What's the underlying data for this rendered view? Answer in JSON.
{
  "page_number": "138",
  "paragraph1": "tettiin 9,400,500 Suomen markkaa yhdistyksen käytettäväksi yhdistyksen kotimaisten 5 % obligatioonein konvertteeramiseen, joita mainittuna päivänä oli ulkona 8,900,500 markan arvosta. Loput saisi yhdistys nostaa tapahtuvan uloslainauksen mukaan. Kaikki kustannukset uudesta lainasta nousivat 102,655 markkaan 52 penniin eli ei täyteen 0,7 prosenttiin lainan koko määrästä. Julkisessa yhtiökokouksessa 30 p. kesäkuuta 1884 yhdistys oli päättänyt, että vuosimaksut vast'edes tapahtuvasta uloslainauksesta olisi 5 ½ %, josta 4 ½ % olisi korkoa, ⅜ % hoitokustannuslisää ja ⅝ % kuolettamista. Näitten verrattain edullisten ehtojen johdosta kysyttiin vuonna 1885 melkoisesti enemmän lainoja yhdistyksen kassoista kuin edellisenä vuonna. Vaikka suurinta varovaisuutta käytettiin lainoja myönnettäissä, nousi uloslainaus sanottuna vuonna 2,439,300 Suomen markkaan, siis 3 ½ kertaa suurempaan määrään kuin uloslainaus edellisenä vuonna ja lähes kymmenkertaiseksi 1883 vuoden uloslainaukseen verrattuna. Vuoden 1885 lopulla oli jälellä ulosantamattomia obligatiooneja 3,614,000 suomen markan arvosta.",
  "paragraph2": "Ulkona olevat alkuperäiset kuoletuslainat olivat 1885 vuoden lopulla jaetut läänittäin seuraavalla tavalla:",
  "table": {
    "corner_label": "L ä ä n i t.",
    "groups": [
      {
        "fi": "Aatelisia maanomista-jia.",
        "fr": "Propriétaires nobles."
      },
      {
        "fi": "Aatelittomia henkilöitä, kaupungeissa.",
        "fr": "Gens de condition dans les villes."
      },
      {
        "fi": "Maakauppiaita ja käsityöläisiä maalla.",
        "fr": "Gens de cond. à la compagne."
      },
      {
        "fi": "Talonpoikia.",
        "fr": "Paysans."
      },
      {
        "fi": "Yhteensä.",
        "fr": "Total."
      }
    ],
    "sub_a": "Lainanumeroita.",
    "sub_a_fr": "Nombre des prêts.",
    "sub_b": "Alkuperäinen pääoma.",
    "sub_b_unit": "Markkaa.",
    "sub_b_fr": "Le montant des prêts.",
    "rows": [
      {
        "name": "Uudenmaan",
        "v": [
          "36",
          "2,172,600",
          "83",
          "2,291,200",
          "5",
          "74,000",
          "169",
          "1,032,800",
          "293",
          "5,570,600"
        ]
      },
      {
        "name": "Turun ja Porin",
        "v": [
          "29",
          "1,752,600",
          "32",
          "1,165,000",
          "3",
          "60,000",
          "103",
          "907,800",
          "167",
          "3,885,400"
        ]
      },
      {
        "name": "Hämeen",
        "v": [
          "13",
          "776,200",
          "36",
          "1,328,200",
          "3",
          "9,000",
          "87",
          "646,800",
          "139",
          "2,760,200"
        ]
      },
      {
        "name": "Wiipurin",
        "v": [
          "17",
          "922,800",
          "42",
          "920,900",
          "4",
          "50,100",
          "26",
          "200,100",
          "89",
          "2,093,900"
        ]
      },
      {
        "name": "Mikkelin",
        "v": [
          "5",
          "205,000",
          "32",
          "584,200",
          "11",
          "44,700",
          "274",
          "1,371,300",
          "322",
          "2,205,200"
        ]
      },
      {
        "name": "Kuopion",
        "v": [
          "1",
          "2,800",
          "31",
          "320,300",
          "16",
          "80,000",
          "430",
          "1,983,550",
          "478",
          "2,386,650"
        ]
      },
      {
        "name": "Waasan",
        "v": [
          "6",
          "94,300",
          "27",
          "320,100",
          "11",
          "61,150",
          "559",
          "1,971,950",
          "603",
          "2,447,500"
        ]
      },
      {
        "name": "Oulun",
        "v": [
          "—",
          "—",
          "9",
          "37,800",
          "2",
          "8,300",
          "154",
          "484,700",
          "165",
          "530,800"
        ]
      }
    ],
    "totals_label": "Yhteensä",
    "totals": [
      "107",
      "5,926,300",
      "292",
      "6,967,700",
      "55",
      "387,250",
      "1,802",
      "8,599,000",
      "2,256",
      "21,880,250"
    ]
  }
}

> **TASK PROMPT**:
Every line of the material must be returned exactly as it appears.

> **FULL OUTPUT**:
What's the underlying data for this rendered view? Answer in JSON.
{
  "page_number": "138",
  "paragraph1": "tettiin 9,400,500 Suomen markkaa yhdistyksen käytettäväksi yhdistyksen kotimaisten 5 % obligatioonein konvertteeramiseen, joita mainittuna päivänä oli ulkona 8,900,500 markan arvosta. Loput saisi yhdistys nostaa tapahtuvan uloslainauksen mukaan. Kaikki kustannukset uudesta lainasta nousivat 102,655 markkaan 52 penniin eli ei täyteen 0,7 prosenttiin lainan koko määrästä. Julkisessa yhtiökokouksessa 30 p. kesäkuuta 1884 yhdistys oli päättänyt, että vuosimaksut vast'edes tapahtuvasta uloslainauksesta olisi 5 ½ %, josta 4 ½ % olisi korkoa, ⅜ % hoitokustannuslisää ja ⅝ % kuolettamista. Näitten verrattain edullisten ehtojen johdosta kysyttiin vuonna 1885 melkoisesti enemmän lainoja yhdistyksen kassoista kuin edellisenä vuonna. Vaikka suurinta varovaisuutta käytettiin lainoja myönnettäissä, nousi uloslainaus sanottuna vuonna 2,439,300 Suomen markkaan, siis 3 ½ kertaa suurempaan määrään kuin uloslainaus edellisenä vuonna ja lähes kymmenkertaiseksi 1883 vuoden uloslainaukseen verrattuna. Vuoden 1885 lopulla oli jälellä ulosantamattomia obligatiooneja 3,614,000 suomen markan arvosta.",
  "paragraph2": "Ulkona olevat alkuperäiset kuoletuslainat olivat 1885 vuoden lopulla jaetut läänittäin seuraavalla tavalla:",
  "table": {
    "corner_label": "L ä ä n i t.",
    "groups": [
      {
        "fi": "Aatelisia maanomista-jia.",
        "fr": "Propriétaires nobles."
      },
      {
        "fi": "Aatelittomia henkilöitä, kaupungeissa.",
        "fr": "Gens de condition dans les villes."
      },
      {
        "fi": "Maakauppiaita ja käsityöläisiä maalla.",
        "fr": "Gens de cond. à la compagne."
      },
      {
        "fi": "Talonpoikia.",
        "fr": "Paysans."
      },
      {
        "fi": "Yhteensä.",
        "fr": "Total."
      }
    ],
    "sub_a": "Lainanumeroita.",
    "sub_a_fr": "Nombre des prêts.",
    "sub_b": "Alkuperäinen pääoma.",
    "sub_b_unit": "Markkaa.",
    "sub_b_fr": "Le montant des prêts.",
    "rows": [
      {
        "name": "Uudenmaan",
        "v": [
          "36",
          "2,172,600",
          "83",
          "2,291,200",
          "5",
          "74,000",
          "169",
          "1,032,800",
          "293",
          "5,570,600"
        ]
      },
      {
        "name": "Turun ja Porin",
        "v": [
          "29",
          "1,752,600",
          "32",
          "1,165,000",
          "3",
          "60,000",
          "103",
          "907,800",
          "167",
          "3,885,400"
        ]
      },
      {
        "name": "Hämeen",
        "v": [
          "13",
          "776,200",
          "36",
          "1,328,200",
          "3",
          "9,000",
          "87",
          "646,800",
          "139",
          "2,760,200"
        ]
      },
      {
        "name": "Wiipurin",
        "v": [
          "17",
          "922,800",
          "42",
          "920,900",
          "4",
          "50,100",
          "26",
          "200,100",
          "89",
          "2,093,900"
        ]
      },
      {
        "name": "Mikkelin",
        "v": [
          "5",
          "205,000",
          "32",
          "584,200",
          "11",
          "44,700",
          "274",
          "1,371,300",
          "322",
          "2,205,200"
        ]
      },
      {
        "name": "Kuopion",
        "v": [
          "1",
          "2,800",
          "31",
          "320,300",
          "16",
          "80,000",
          "430",
          "1,983,550",
          "478",
          "2,386,650"
        ]
      },
      {
        "name": "Waasan",
        "v": [
          "6",
          "94,300",
          "27",
          "320,100",
          "11",
          "61,150",
          "559",
          "1,971,950",
          "603",
          "2,447,500"
        ]
      },
      {
        "name": "Oulun",
        "v": [
          "—",
          "—",
          "9",
          "37,800",
          "2",
          "8,300",
          "154",
          "484,700",
          "165",
          "530,800"
        ]
      }
    ],
    "totals_label": "Yhteensä",
    "totals": [
      "107",
      "5,926,300",
      "292",
      "6,967,700",
      "55",
      "387,250",
      "1,802",
      "8,599,000",
      "2,256",
      "21,880,250"
    ]
  }
}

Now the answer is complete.